**Written task**.
Output every entry exactly as written.

**Supplied information**.

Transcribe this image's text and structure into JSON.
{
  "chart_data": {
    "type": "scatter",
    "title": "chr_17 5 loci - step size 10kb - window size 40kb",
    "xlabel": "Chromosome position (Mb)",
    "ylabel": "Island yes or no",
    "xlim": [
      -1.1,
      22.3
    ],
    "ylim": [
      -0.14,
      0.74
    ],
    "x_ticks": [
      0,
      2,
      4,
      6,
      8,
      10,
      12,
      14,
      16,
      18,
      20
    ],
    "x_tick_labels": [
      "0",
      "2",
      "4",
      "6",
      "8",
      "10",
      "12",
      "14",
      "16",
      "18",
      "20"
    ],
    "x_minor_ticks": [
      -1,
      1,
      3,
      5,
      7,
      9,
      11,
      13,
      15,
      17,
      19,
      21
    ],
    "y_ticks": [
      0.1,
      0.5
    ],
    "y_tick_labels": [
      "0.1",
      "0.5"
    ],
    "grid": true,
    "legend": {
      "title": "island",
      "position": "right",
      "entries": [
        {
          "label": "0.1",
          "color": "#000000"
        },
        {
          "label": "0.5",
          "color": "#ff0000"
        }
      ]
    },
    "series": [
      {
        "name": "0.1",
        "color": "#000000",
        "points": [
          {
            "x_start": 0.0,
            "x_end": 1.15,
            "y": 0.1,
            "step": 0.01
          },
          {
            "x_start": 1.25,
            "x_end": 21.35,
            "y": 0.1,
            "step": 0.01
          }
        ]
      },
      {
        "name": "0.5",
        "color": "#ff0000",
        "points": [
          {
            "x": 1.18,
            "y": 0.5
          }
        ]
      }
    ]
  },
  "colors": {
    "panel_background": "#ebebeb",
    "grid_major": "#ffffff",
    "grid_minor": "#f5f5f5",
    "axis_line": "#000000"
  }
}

**Full answer**.
Transcribe this image's text and structure into JSON.
{
  "chart_data": {
    "type": "scatter",
    "title": "chr_17 5 loci - step size 10kb - window size 40kb",
    "xlabel": "Chromosome position (Mb)",
    "ylabel": "Island yes or no",
    "xlim": [
      -1.1,
      22.3
    ],
    "ylim": [
      -0.14,
      0.74
    ],
    "x_ticks": [
      0,
      2,
      4,
      6,
      8,
      10,
      12,
      14,
      16,
      18,
      20
    ],
    "x_tick_labels": [
      "0",
      "2",
      "4",
      "6",
      "8",
      "10",
      "12",
      "14",
      "16",
      "18",
      "20"
    ],
    "x_minor_ticks": [
      -1,
      1,
      3,
      5,
      7,
      9,
      11,
      13,
      15,
      17,
      19,
      21
    ],
    "y_ticks": [
      0.1,
      0.5
    ],
    "y_tick_labels": [
      "0.1",
      "0.5"
    ],
    "grid": true,
    "legend": {
      "title": "island",
      "position": "right",
      "entries": [
        {
          "label": "0.1",
          "color": "#000000"
        },
        {
          "label": "0.5",
          "color": "#ff0000"
        }
      ]
    },
    "series": [
      {
        "name": "0.1",
        "color": "#000000",
        "points": [
          {
            "x_start": 0.0,
            "x_end": 1.15,
            "y": 0.1,
            "step": 0.01
          },
          {
            "x_start": 1.25,
            "x_end": 21.35,
            "y": 0.1,
            "step": 0.01
          }
        ]
      },
      {
        "name": "0.5",
        "color": "#ff0000",
        "points": [
          {
            "x": 1.18,
            "y": 0.5
          }
        ]
      }
    ]
  },
  "colors": {
    "panel_background": "#ebebeb",
    "grid_major": "#ffffff",
    "grid_minor": "#f5f5f5",
    "axis_line": "#000000"
  }
}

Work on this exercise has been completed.